# Source records:
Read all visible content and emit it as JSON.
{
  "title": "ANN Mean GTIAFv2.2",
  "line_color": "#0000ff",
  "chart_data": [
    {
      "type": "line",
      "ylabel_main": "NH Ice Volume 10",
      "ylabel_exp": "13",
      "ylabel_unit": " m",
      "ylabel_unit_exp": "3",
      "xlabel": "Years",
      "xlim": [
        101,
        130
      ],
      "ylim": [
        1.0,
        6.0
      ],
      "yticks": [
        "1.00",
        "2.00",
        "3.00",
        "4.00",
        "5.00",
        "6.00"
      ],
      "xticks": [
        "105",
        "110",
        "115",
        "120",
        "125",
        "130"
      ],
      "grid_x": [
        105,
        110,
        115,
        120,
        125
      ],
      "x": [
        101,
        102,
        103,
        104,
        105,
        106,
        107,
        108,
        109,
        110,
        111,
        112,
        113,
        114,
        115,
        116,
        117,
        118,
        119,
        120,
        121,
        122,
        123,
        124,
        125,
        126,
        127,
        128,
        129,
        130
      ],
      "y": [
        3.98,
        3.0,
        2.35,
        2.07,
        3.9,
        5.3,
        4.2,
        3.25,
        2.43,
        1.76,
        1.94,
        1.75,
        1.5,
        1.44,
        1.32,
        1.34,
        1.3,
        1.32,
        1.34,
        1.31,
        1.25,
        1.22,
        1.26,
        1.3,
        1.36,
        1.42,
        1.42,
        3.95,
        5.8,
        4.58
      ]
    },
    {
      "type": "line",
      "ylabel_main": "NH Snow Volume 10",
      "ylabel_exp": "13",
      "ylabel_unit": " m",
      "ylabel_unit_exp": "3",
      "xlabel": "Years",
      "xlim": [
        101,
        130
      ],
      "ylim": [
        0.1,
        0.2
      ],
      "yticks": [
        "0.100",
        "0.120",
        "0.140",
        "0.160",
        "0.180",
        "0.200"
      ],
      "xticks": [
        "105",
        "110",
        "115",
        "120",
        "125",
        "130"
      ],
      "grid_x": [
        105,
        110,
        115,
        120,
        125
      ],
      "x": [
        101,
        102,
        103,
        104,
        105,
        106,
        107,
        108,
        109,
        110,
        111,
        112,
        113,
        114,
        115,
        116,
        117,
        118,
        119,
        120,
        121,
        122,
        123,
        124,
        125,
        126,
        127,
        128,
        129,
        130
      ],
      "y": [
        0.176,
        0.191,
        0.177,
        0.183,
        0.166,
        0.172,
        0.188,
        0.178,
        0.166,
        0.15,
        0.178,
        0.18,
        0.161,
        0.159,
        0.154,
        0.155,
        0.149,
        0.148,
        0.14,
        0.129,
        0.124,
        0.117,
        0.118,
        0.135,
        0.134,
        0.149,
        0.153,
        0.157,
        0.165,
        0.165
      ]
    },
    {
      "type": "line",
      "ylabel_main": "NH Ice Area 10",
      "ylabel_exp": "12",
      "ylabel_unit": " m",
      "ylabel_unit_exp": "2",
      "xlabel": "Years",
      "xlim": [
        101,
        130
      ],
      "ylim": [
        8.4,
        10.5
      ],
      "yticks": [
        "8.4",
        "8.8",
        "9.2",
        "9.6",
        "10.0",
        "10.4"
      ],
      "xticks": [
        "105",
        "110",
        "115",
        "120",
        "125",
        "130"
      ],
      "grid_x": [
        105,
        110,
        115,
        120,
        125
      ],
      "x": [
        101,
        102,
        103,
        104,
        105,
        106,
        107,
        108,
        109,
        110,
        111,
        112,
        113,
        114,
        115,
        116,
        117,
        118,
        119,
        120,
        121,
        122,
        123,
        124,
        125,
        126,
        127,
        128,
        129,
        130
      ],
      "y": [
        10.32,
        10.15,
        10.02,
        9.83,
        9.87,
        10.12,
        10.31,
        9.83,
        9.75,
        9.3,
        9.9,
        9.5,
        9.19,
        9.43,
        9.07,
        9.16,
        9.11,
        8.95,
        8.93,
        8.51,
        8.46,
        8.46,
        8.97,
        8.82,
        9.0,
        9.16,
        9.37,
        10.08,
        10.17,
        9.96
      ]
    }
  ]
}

# Aim of the exercise:
Repeat the data above, word for word.

# Solution to the problem:
Read all visible content and emit it as JSON.
{
  "title": "ANN Mean GTIAFv2.2",
  "line_color": "#0000ff",
  "chart_data": [
    {
      "type": "line",
      "ylabel_main": "NH Ice Volume 10",
      "ylabel_exp": "13",
      "ylabel_unit": " m",
      "ylabel_unit_exp": "3",
      "xlabel": "Years",
      "xlim": [
        101,
        130
      ],
      "ylim": [
        1.0,
        6.0
      ],
      "yticks": [
        "1.00",
        "2.00",
        "3.00",
        "4.00",
        "5.00",
        "6.00"
      ],
      "xticks": [
        "105",
        "110",
        "115",
        "120",
        "125",
        "130"
      ],
      "grid_x": [
        105,
        110,
        115,
        120,
        125
      ],
      "x": [
        101,
        102,
        103,
        104,
        105,
        106,
        107,
        108,
        109,
        110,
        111,
        112,
        113,
        114,
        115,
        116,
        117,
        118,
        119,
        120,
        121,
        122,
        123,
        124,
        125,
        126,
        127,
        128,
        129,
        130
      ],
      "y": [
        3.98,
        3.0,
        2.35,
        2.07,
        3.9,
        5.3,
        4.2,
        3.25,
        2.43,
        1.76,
        1.94,
        1.75,
        1.5,
        1.44,
        1.32,
        1.34,
        1.3,
        1.32,
        1.34,
        1.31,
        1.25,
        1.22,
        1.26,
        1.3,
        1.36,
        1.42,
        1.42,
        3.95,
        5.8,
        4.58
      ]
    },
    {
      "type": "line",
      "ylabel_main": "NH Snow Volume 10",
      "ylabel_exp": "13",
      "ylabel_unit": " m",
      "ylabel_unit_exp": "3",
      "xlabel": "Years",
      "xlim": [
        101,
        130
      ],
      "ylim": [
        0.1,
        0.2
      ],
      "yticks": [
        "0.100",
        "0.120",
        "0.140",
        "0.160",
        "0.180",
        "0.200"
      ],
      "xticks": [
        "105",
        "110",
        "115",
        "120",
        "125",
        "130"
      ],
      "grid_x": [
        105,
        110,
        115,
        120,
        125
      ],
      "x": [
        101,
        102,
        103,
        104,
        105,
        106,
        107,
        108,
        109,
        110,
        111,
        112,
        113,
        114,
        115,
        116,
        117,
        118,
        119,
        120,
        121,
        122,
        123,
        124,
        125,
        126,
        127,
        128,
        129,
        130
      ],
      "y": [
        0.176,
        0.191,
        0.177,
        0.183,
        0.166,
        0.172,
        0.188,
        0.178,
        0.166,
        0.15,
        0.178,
        0.18,
        0.161,
        0.159,
        0.154,
        0.155,
        0.149,
        0.148,
        0.14,
        0.129,
        0.124,
        0.117,
        0.118,
        0.135,
        0.134,
        0.149,
        0.153,
        0.157,
        0.165,
        0.165
      ]
    },
    {
      "type": "line",
      "ylabel_main": "NH Ice Area 10",
      "ylabel_exp": "12",
      "ylabel_unit": " m",
      "ylabel_unit_exp": "2",
      "xlabel": "Years",
      "xlim": [
        101,
        130
      ],
      "ylim": [
        8.4,
        10.5
      ],
      "yticks": [
        "8.4",
        "8.8",
        "9.2",
        "9.6",
        "10.0",
        "10.4"
      ],
      "xticks": [
        "105",
        "110",
        "115",
        "120",
        "125",
        "130"
      ],
      "grid_x": [
        105,
        110,
        115,
        120,
        125
      ],
      "x": [
        101,
        102,
        103,
        104,
        105,
        106,
        107,
        108,
        109,
        110,
        111,
        112,
        113,
        114,
        115,
        116,
        117,
        118,
        119,
        120,
        121,
        122,
        123,
        124,
        125,
        126,
        127,
        128,
        129,
        130
      ],
      "y": [
        10.32,
        10.15,
        10.02,
        9.83,
        9.87,
        10.12,
        10.31,
        9.83,
        9.75,
        9.3,
        9.9,
        9.5,
        9.19,
        9.43,
        9.07,
        9.16,
        9.11,
        8.95,
        8.93,
        8.51,
        8.46,
        8.46,
        8.97,
        8.82,
        9.0,
        9.16,
        9.37,
        10.08,
        10.17,
        9.96
      ]
    }
  ]
}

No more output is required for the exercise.